-- begin --

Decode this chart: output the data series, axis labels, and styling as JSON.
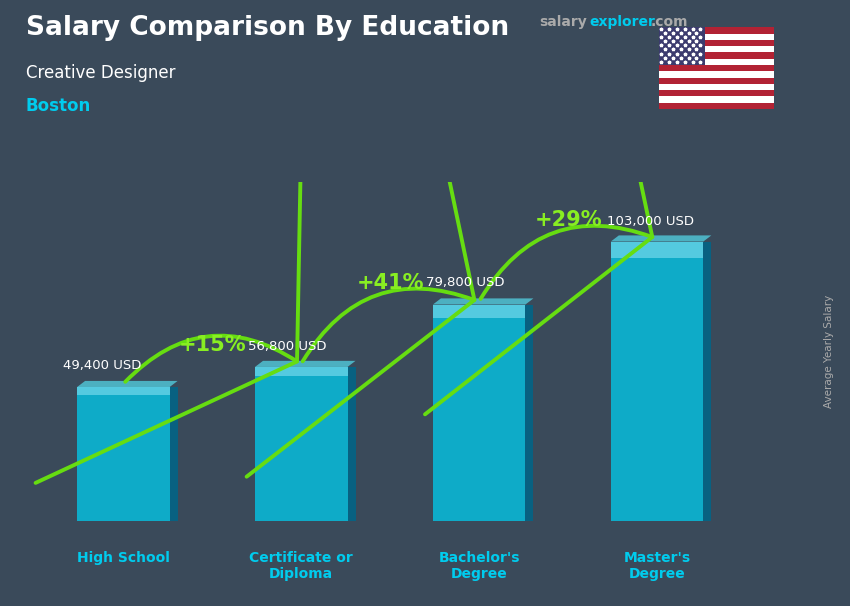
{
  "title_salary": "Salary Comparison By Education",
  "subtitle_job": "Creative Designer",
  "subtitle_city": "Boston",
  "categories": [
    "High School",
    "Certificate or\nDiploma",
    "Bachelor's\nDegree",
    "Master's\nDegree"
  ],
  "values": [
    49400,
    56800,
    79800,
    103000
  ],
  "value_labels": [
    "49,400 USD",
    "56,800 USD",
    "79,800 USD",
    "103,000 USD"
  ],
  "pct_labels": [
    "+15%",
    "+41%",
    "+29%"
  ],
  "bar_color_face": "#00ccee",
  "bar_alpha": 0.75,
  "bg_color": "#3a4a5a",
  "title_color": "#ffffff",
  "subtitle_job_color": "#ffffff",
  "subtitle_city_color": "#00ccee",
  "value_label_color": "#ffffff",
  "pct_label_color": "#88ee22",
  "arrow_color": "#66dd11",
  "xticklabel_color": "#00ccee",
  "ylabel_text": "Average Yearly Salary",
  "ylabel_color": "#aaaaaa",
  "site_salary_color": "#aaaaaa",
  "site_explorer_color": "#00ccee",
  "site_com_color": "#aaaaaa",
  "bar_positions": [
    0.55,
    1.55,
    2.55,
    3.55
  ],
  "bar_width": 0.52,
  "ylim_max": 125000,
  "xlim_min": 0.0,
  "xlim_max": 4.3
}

-- end --
-- begin --

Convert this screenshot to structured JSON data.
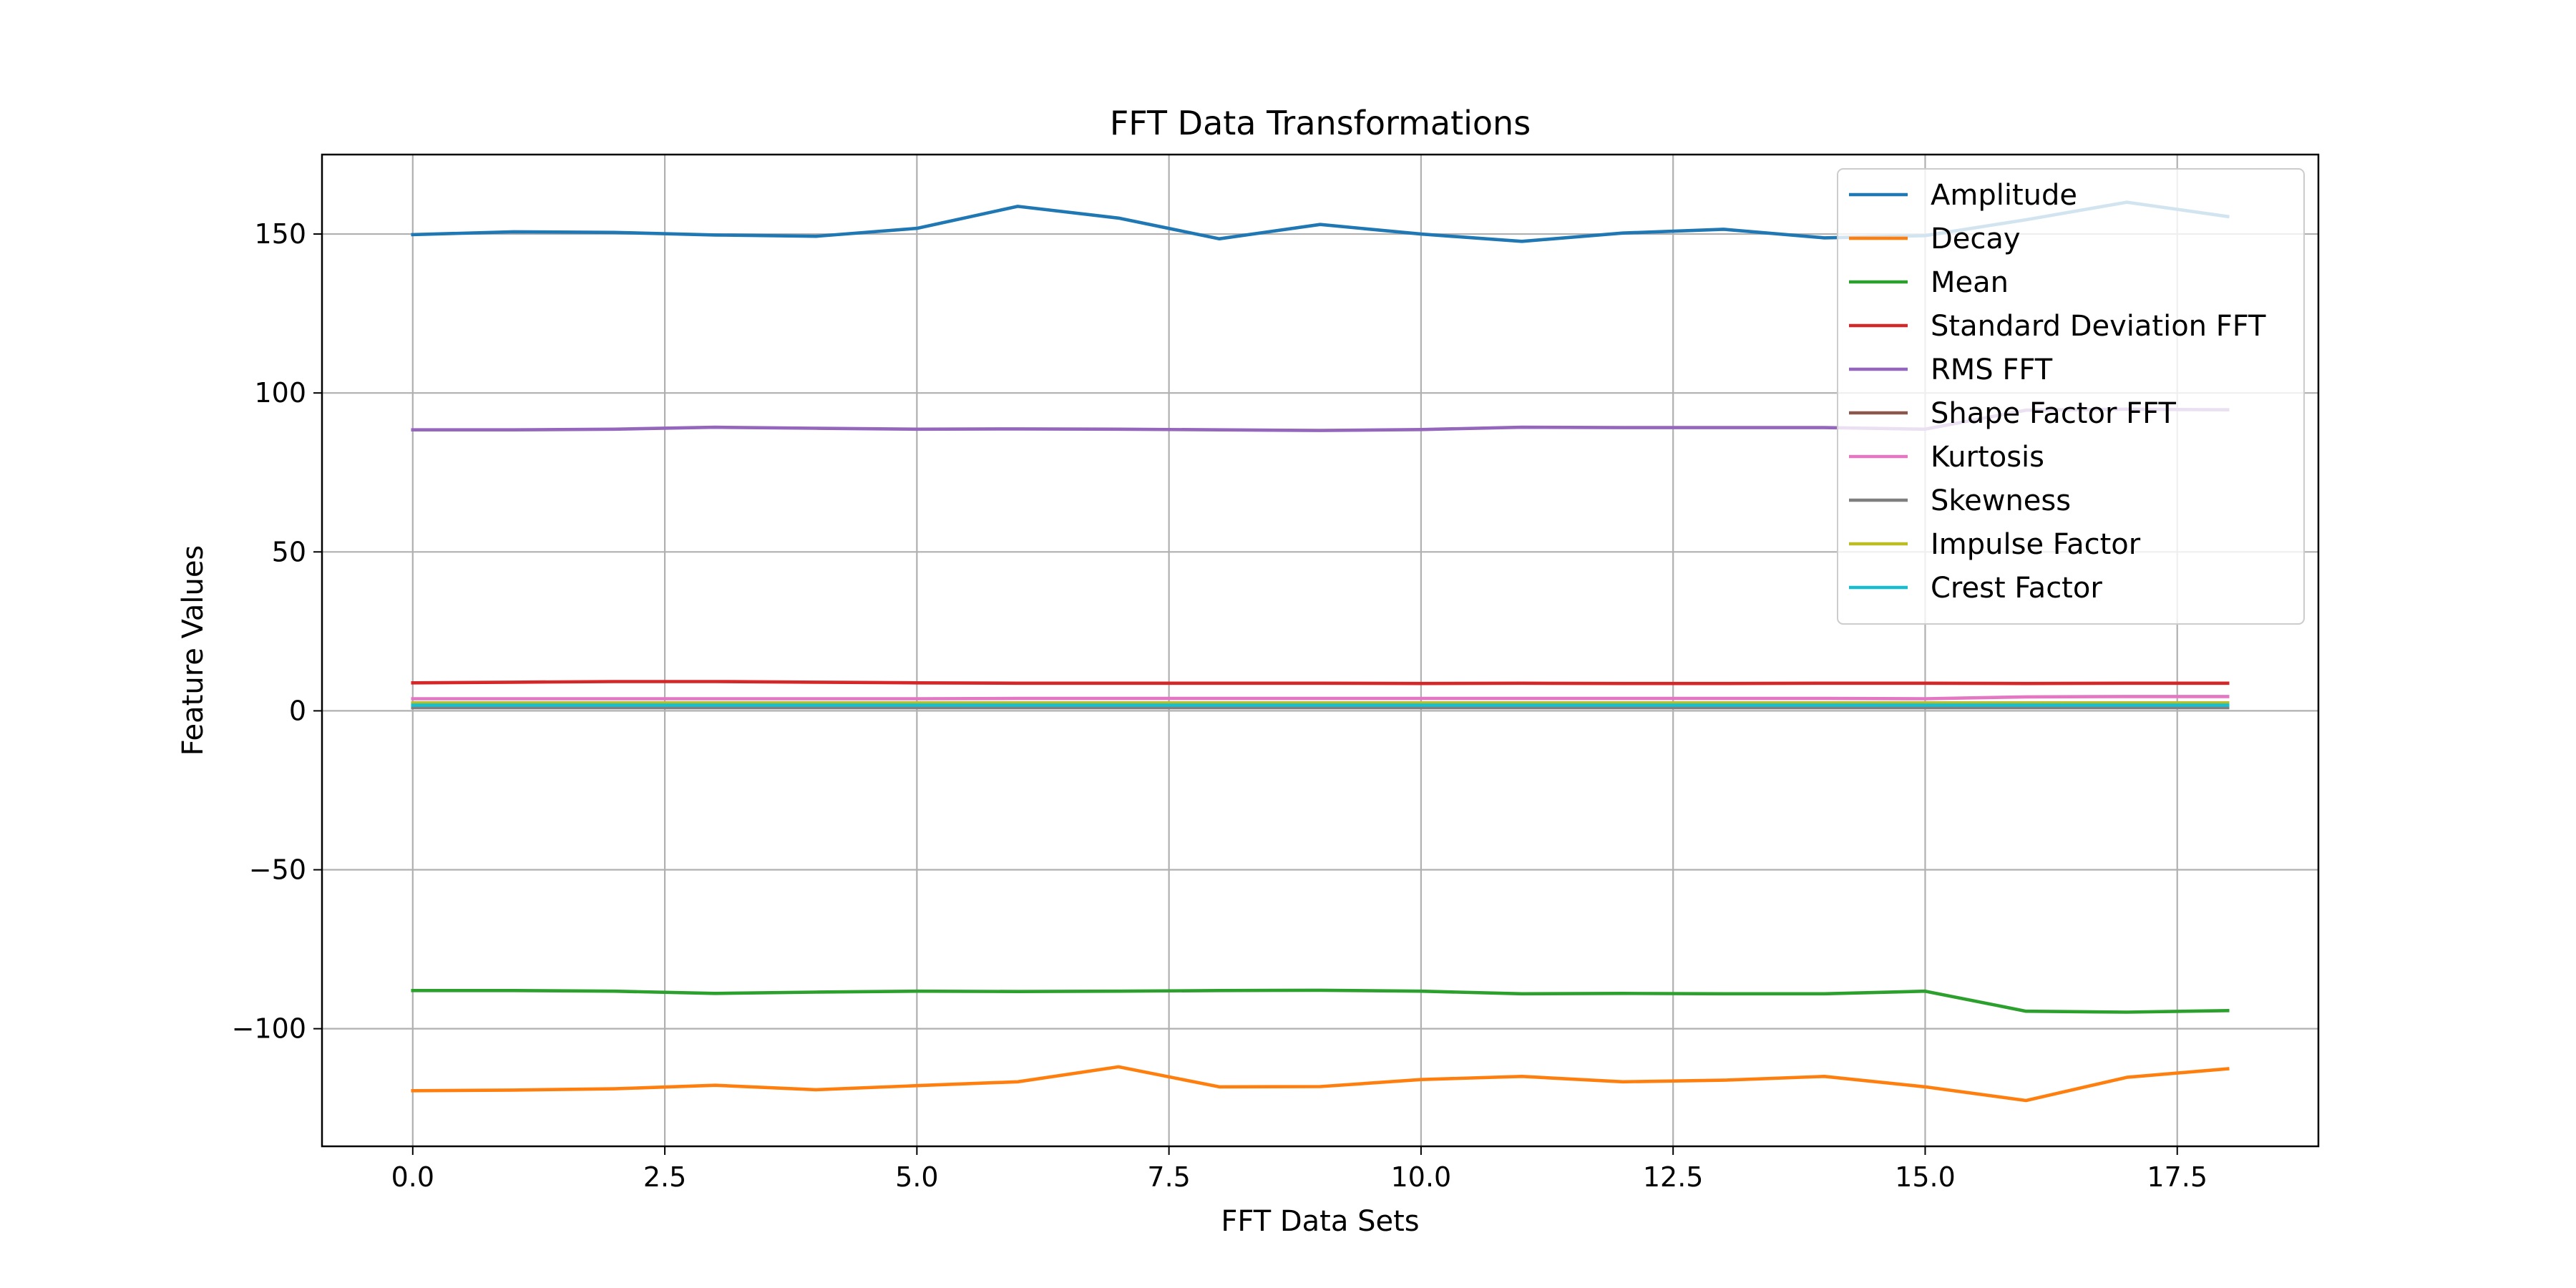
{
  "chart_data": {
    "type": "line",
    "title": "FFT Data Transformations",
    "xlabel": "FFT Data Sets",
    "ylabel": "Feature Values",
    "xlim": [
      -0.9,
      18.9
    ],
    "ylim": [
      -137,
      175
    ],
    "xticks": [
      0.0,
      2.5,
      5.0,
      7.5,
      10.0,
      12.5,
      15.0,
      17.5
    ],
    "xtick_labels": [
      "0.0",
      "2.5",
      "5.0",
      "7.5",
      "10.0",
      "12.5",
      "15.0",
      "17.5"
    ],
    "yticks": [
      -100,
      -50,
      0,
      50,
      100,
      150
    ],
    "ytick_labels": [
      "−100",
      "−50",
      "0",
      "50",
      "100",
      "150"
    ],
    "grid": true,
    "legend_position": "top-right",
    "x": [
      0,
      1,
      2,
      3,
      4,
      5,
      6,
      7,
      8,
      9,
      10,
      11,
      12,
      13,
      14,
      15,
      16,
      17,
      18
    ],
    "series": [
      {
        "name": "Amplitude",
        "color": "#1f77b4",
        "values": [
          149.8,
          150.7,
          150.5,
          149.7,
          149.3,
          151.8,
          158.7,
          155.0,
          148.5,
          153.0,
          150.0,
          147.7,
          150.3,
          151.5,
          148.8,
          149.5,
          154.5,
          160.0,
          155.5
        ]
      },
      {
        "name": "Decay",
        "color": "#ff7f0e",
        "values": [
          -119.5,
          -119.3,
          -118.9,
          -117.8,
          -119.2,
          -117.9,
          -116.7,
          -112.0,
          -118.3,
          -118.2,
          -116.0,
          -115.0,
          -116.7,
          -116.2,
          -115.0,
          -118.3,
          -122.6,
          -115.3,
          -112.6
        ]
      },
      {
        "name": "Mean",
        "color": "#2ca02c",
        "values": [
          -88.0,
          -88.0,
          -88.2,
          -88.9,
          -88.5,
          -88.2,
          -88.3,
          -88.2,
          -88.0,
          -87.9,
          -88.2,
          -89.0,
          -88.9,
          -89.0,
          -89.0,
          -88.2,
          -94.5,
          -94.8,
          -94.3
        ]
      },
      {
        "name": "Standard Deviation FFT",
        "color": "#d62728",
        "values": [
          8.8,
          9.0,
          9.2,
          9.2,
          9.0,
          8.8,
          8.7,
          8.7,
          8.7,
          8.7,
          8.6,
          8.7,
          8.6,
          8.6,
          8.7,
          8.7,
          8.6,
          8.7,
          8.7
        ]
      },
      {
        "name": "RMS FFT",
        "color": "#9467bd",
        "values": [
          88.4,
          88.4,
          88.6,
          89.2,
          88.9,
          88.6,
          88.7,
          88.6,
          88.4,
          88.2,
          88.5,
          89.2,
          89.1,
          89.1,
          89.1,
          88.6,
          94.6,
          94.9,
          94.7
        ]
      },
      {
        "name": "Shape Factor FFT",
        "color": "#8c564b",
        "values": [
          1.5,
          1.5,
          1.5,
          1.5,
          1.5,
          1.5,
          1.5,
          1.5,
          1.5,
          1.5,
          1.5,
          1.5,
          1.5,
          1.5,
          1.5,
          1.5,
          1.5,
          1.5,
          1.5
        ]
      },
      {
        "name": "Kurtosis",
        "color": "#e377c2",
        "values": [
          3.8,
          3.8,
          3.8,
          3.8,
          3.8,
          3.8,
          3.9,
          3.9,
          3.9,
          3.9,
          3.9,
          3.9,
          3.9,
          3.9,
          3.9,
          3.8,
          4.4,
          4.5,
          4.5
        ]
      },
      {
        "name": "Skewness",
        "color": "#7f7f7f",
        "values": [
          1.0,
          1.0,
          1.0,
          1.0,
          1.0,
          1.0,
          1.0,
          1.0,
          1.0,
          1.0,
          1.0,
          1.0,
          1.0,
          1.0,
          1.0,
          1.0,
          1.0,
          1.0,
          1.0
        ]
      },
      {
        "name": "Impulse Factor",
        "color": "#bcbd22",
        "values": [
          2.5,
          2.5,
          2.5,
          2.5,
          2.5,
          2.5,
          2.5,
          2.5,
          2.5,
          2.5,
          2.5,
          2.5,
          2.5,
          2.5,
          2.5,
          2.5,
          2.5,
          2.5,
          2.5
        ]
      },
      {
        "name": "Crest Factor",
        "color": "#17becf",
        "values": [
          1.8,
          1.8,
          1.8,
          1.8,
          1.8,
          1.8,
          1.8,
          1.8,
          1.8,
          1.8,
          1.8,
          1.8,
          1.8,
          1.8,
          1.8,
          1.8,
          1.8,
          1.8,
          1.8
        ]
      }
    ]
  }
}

-- end --
-- begin --

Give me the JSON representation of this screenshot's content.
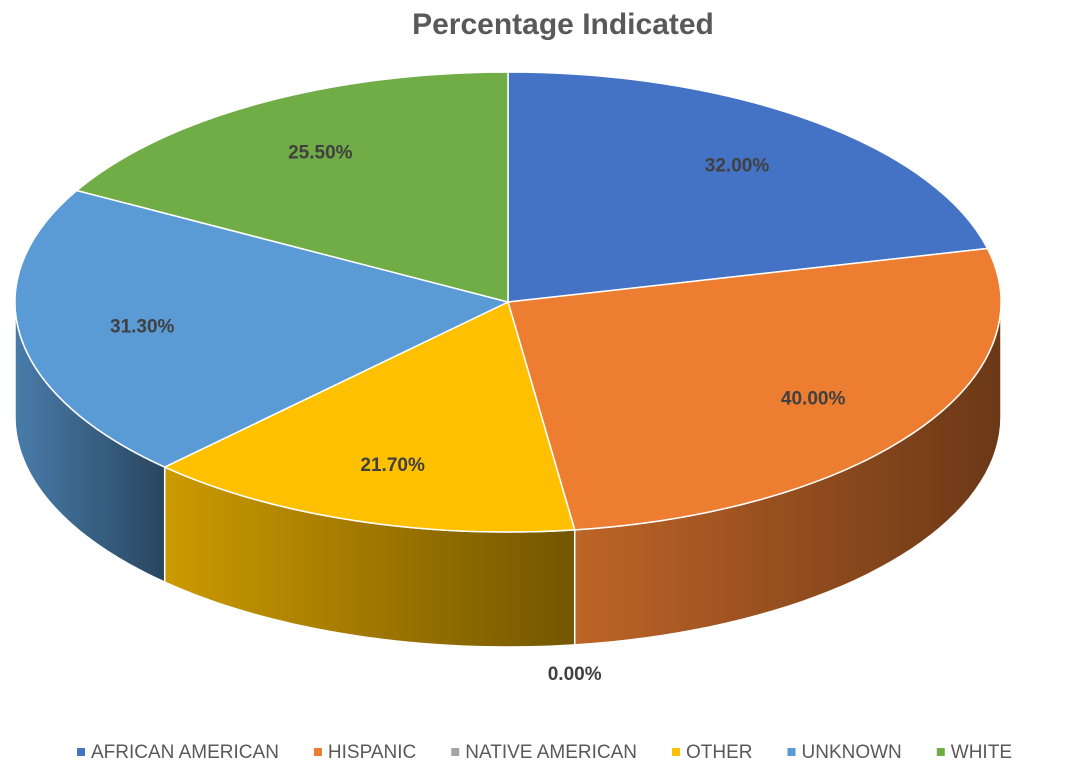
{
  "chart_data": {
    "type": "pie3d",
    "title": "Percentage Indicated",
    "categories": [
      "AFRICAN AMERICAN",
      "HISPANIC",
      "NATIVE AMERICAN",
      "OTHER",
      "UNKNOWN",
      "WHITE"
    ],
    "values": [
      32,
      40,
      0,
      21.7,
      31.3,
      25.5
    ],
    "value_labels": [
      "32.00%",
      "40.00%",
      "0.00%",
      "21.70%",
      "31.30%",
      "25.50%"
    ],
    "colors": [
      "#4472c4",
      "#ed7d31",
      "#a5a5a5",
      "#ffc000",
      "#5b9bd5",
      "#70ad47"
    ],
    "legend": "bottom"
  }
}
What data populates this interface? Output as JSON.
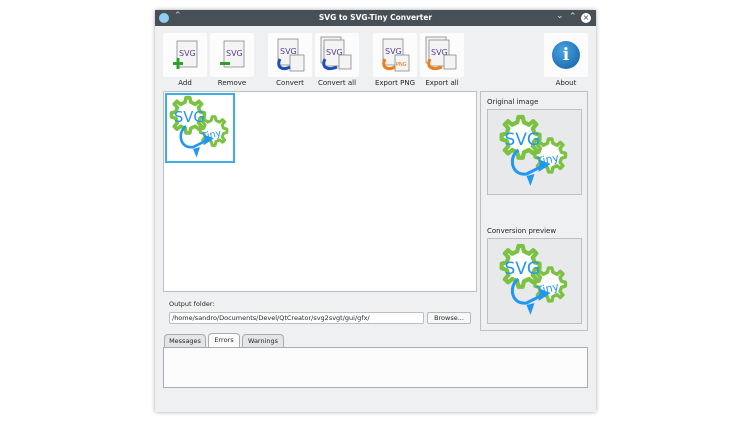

-- end --

WHAT IS REQUIRED
Repeat the lines between those holding "Give me the" and "What data populates", inclusive. Pictures stay out.

ANSWER TO THIS EXERCISE
Give me the JSON representation of this screenshot's content.
{
  "chart_data": {
    "type": "pie3d",
    "title": "Percentage Indicated",
    "categories": [
      "AFRICAN AMERICAN",
      "HISPANIC",
      "NATIVE AMERICAN",
      "OTHER",
      "UNKNOWN",
      "WHITE"
    ],
    "values": [
      32,
      40,
      0,
      21.7,
      31.3,
      25.5
    ],
    "value_labels": [
      "32.00%",
      "40.00%",
      "0.00%",
      "21.70%",
      "31.30%",
      "25.50%"
    ],
    "colors": [
      "#4472c4",
      "#ed7d31",
      "#a5a5a5",
      "#ffc000",
      "#5b9bd5",
      "#70ad47"
    ],
    "legend": "bottom"
  }
}
What data populates this interface? Output as JSON.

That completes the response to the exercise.